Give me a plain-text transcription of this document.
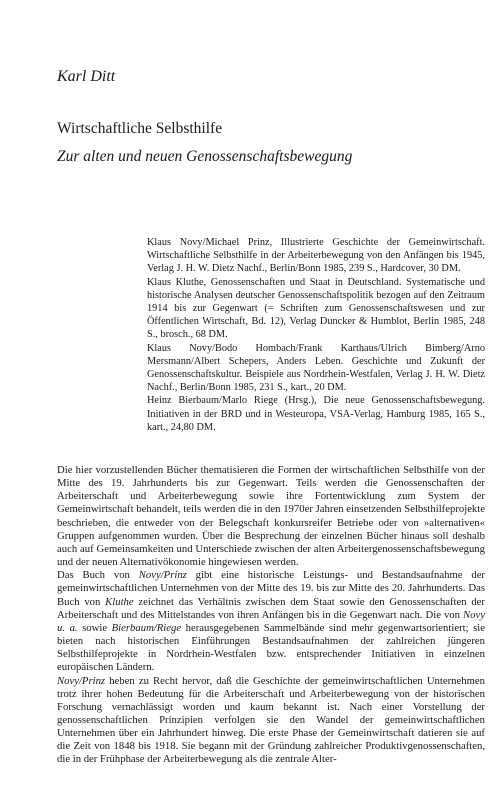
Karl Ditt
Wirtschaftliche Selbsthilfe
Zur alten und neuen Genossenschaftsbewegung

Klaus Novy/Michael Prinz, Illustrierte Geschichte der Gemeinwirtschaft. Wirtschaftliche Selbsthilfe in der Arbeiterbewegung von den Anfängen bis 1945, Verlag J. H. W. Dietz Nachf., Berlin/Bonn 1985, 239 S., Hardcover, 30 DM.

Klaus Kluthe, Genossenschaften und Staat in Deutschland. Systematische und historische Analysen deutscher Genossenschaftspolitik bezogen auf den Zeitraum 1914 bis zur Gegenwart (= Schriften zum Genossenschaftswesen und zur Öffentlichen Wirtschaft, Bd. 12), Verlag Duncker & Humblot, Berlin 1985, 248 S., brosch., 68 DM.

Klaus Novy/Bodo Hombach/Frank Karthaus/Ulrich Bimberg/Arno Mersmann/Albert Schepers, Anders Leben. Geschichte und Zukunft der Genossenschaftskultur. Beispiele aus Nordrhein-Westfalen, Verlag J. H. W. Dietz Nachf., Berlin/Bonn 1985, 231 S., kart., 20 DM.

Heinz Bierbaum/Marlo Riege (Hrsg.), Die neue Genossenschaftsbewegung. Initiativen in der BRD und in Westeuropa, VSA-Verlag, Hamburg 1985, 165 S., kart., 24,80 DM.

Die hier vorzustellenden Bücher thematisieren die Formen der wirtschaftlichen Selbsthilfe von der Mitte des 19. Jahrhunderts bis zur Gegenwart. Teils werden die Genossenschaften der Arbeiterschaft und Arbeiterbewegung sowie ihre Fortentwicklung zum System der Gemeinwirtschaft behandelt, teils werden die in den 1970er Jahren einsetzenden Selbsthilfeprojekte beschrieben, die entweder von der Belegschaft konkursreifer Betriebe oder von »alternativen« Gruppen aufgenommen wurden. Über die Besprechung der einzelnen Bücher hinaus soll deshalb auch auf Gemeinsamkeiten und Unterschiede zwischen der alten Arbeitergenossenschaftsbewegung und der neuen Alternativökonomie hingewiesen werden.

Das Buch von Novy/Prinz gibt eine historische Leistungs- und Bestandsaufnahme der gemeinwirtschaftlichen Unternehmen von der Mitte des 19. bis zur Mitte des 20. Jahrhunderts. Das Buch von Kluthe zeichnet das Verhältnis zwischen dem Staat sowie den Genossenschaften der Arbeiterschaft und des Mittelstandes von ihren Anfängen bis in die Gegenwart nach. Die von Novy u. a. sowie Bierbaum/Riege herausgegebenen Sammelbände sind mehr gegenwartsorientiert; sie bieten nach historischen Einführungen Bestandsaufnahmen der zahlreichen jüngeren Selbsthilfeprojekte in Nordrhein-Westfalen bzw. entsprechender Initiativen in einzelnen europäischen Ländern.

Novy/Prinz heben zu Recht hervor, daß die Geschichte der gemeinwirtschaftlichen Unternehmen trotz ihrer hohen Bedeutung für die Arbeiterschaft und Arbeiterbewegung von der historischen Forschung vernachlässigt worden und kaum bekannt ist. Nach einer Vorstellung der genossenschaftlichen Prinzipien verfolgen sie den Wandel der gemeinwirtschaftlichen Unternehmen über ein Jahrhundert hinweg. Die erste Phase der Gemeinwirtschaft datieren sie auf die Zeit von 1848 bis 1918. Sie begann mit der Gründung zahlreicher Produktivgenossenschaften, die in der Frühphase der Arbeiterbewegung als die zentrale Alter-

------------------------------------

» How to complete this task: Leaving out the pictures, repeat the data above exactly.

» Response to this exercise:
Give me a plain-text transcription of this document.
Karl Ditt
Wirtschaftliche Selbsthilfe
Zur alten und neuen Genossenschaftsbewegung

Klaus Novy/Michael Prinz, Illustrierte Geschichte der Gemeinwirtschaft. Wirtschaftliche Selbsthilfe in der Arbeiterbewegung von den Anfängen bis 1945, Verlag J. H. W. Dietz Nachf., Berlin/Bonn 1985, 239 S., Hardcover, 30 DM.

Klaus Kluthe, Genossenschaften und Staat in Deutschland. Systematische und historische Analysen deutscher Genossenschaftspolitik bezogen auf den Zeitraum 1914 bis zur Gegenwart (= Schriften zum Genossenschaftswesen und zur Öffentlichen Wirtschaft, Bd. 12), Verlag Duncker & Humblot, Berlin 1985, 248 S., brosch., 68 DM.

Klaus Novy/Bodo Hombach/Frank Karthaus/Ulrich Bimberg/Arno Mersmann/Albert Schepers, Anders Leben. Geschichte und Zukunft der Genossenschaftskultur. Beispiele aus Nordrhein-Westfalen, Verlag J. H. W. Dietz Nachf., Berlin/Bonn 1985, 231 S., kart., 20 DM.

Heinz Bierbaum/Marlo Riege (Hrsg.), Die neue Genossenschaftsbewegung. Initiativen in der BRD und in Westeuropa, VSA-Verlag, Hamburg 1985, 165 S., kart., 24,80 DM.

Die hier vorzustellenden Bücher thematisieren die Formen der wirtschaftlichen Selbsthilfe von der Mitte des 19. Jahrhunderts bis zur Gegenwart. Teils werden die Genossenschaften der Arbeiterschaft und Arbeiterbewegung sowie ihre Fortentwicklung zum System der Gemeinwirtschaft behandelt, teils werden die in den 1970er Jahren einsetzenden Selbsthilfeprojekte beschrieben, die entweder von der Belegschaft konkursreifer Betriebe oder von »alternativen« Gruppen aufgenommen wurden. Über die Besprechung der einzelnen Bücher hinaus soll deshalb auch auf Gemeinsamkeiten und Unterschiede zwischen der alten Arbeitergenossenschaftsbewegung und der neuen Alternativökonomie hingewiesen werden.

Das Buch von Novy/Prinz gibt eine historische Leistungs- und Bestandsaufnahme der gemeinwirtschaftlichen Unternehmen von der Mitte des 19. bis zur Mitte des 20. Jahrhunderts. Das Buch von Kluthe zeichnet das Verhältnis zwischen dem Staat sowie den Genossenschaften der Arbeiterschaft und des Mittelstandes von ihren Anfängen bis in die Gegenwart nach. Die von Novy u. a. sowie Bierbaum/Riege herausgegebenen Sammelbände sind mehr gegenwartsorientiert; sie bieten nach historischen Einführungen Bestandsaufnahmen der zahlreichen jüngeren Selbsthilfeprojekte in Nordrhein-Westfalen bzw. entsprechender Initiativen in einzelnen europäischen Ländern.

Novy/Prinz heben zu Recht hervor, daß die Geschichte der gemeinwirtschaftlichen Unternehmen trotz ihrer hohen Bedeutung für die Arbeiterschaft und Arbeiterbewegung von der historischen Forschung vernachlässigt worden und kaum bekannt ist. Nach einer Vorstellung der genossenschaftlichen Prinzipien verfolgen sie den Wandel der gemeinwirtschaftlichen Unternehmen über ein Jahrhundert hinweg. Die erste Phase der Gemeinwirtschaft datieren sie auf die Zeit von 1848 bis 1918. Sie begann mit der Gründung zahlreicher Produktivgenossenschaften, die in der Frühphase der Arbeiterbewegung als die zentrale Alter-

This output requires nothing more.